**The records:**
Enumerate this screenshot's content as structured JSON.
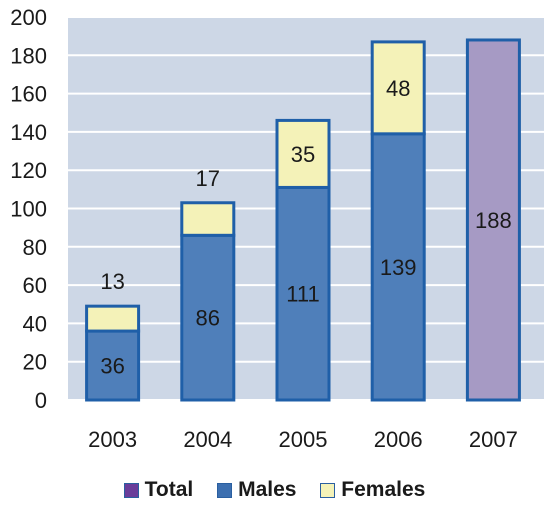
{
  "chart_data": {
    "type": "bar",
    "stacked": true,
    "categories": [
      "2003",
      "2004",
      "2005",
      "2006",
      "2007"
    ],
    "series": [
      {
        "name": "Total",
        "color": "#a69ac4",
        "values": [
          null,
          null,
          null,
          null,
          188
        ]
      },
      {
        "name": "Males",
        "color": "#4f7fba",
        "values": [
          36,
          86,
          111,
          139,
          null
        ]
      },
      {
        "name": "Females",
        "color": "#f4f2b8",
        "values": [
          13,
          17,
          35,
          48,
          null
        ]
      }
    ],
    "legend_swatch_colors": {
      "Total": "#6a3d9a",
      "Males": "#3c6fb0",
      "Females": "#f4f2b8"
    },
    "bar_border_color": "#1f5fa8",
    "plot_background": "#cdd7e6",
    "ylim": [
      0,
      200
    ],
    "yticks": [
      0,
      20,
      40,
      60,
      80,
      100,
      120,
      140,
      160,
      180,
      200
    ],
    "grid": true,
    "legend_position": "bottom",
    "title": "",
    "xlabel": "",
    "ylabel": ""
  }
}
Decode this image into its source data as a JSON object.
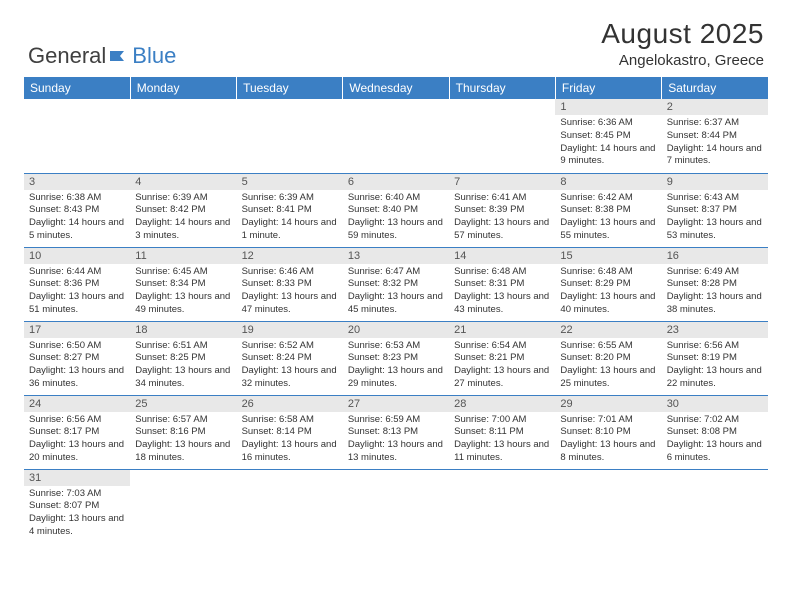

**Problem to work on:** Locate the word "JSON" in the records above, and return each line that has it.

**Output of the task:**
Enumerate this screenshot's content as structured JSON.
Decode this image into its source data as a JSON object.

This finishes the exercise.